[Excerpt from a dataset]

--

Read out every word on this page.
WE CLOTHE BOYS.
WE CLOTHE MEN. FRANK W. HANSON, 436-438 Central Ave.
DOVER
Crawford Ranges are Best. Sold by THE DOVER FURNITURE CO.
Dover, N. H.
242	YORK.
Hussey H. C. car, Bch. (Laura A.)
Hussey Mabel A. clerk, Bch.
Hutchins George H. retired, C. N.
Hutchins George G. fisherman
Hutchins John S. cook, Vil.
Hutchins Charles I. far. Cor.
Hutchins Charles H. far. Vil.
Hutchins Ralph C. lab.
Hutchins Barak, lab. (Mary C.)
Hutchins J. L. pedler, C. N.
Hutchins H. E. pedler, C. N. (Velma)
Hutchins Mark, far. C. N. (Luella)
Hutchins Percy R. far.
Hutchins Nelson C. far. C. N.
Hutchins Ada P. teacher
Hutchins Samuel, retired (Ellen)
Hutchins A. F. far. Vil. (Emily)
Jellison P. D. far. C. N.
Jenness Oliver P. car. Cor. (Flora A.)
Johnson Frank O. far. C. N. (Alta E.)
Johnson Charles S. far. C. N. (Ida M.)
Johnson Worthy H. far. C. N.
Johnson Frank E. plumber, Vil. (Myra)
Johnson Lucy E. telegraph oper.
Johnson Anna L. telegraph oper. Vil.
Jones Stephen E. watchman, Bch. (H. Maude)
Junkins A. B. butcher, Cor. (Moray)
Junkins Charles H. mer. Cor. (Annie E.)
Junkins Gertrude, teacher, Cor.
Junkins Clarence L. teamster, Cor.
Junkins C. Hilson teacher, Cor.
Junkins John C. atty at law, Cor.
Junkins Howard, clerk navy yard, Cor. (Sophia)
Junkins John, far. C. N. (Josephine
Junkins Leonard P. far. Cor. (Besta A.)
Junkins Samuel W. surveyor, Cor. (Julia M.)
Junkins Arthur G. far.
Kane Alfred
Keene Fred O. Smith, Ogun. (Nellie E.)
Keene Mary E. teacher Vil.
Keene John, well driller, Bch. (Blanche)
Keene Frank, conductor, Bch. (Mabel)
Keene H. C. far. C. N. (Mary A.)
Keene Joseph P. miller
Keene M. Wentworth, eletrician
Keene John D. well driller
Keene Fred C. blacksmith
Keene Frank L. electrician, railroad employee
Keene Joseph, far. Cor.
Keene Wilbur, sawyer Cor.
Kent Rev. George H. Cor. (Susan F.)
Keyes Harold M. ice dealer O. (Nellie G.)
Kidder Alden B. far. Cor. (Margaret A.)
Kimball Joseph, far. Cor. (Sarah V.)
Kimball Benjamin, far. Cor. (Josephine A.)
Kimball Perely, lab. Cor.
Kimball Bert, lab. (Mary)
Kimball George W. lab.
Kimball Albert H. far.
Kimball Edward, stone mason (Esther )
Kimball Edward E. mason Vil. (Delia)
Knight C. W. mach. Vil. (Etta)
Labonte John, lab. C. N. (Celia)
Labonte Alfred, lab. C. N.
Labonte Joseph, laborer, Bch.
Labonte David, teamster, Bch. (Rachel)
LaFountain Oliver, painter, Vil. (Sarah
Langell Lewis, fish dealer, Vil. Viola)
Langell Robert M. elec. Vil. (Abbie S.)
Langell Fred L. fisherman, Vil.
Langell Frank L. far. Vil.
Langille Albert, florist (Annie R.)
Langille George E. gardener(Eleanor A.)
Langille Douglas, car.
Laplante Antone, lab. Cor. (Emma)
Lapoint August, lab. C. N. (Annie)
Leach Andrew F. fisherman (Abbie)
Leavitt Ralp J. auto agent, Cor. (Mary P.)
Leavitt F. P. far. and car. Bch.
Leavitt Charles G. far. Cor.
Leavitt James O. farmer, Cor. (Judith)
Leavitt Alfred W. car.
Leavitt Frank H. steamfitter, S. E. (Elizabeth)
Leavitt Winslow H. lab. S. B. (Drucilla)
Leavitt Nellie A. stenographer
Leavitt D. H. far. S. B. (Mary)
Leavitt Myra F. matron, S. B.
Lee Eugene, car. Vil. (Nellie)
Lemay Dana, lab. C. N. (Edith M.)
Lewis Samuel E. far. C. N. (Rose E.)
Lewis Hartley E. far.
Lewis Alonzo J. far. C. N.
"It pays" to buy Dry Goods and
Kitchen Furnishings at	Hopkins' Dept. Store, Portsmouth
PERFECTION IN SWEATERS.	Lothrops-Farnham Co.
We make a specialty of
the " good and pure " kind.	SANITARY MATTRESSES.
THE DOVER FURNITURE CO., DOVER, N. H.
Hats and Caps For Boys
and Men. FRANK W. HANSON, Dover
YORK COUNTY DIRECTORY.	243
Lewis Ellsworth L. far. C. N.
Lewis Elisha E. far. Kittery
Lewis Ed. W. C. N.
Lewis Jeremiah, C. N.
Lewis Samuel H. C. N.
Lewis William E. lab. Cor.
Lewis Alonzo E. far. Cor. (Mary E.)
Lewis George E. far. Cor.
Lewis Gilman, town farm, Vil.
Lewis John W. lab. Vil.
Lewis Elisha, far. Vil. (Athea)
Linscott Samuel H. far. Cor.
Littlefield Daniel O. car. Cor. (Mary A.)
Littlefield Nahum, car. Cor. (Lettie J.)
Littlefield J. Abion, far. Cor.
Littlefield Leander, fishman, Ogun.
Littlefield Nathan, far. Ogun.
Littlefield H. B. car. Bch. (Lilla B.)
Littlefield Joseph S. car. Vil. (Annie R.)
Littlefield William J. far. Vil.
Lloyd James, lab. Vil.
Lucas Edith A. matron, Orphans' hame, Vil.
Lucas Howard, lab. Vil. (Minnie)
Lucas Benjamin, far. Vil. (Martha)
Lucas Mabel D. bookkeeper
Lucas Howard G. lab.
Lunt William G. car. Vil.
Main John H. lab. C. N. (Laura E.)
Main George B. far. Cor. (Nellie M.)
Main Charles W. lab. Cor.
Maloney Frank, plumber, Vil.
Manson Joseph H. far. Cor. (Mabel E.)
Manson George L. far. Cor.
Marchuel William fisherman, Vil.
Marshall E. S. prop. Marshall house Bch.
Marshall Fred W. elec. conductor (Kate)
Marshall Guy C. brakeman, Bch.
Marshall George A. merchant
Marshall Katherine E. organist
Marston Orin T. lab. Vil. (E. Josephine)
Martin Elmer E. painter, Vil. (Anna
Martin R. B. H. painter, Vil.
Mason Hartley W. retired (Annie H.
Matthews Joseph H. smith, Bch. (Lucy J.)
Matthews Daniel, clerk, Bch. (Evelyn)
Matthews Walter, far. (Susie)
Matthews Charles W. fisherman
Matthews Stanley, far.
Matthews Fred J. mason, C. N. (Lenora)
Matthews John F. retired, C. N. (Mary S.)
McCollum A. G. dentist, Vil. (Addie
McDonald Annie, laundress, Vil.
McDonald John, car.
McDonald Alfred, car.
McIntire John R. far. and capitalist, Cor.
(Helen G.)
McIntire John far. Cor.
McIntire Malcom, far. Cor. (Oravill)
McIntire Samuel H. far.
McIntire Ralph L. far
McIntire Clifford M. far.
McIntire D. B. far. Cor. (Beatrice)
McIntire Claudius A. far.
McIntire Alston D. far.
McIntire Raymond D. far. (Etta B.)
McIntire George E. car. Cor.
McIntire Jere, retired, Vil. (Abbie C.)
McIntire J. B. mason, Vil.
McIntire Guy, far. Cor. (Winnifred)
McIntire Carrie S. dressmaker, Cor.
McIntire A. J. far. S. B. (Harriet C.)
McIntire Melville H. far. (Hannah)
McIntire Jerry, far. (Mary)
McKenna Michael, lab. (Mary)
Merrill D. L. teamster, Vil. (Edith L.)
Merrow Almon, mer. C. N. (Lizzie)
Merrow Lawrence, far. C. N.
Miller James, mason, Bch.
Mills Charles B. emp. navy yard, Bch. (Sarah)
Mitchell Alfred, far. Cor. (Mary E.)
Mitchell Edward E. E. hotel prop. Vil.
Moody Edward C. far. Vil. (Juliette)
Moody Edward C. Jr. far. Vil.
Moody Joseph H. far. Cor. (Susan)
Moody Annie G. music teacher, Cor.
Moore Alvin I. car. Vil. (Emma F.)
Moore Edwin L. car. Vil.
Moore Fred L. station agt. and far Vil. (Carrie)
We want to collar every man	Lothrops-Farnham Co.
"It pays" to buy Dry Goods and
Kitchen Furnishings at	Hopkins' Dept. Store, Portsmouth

--

Which lines include the word "Sarah"? List them all.

• SOLUTION
Kimball Joseph, far. Cor. (Sarah V.)
LaFountain Oliver, painter, Vil. (Sarah
Mills Charles B. emp. navy yard, Bch. (Sarah)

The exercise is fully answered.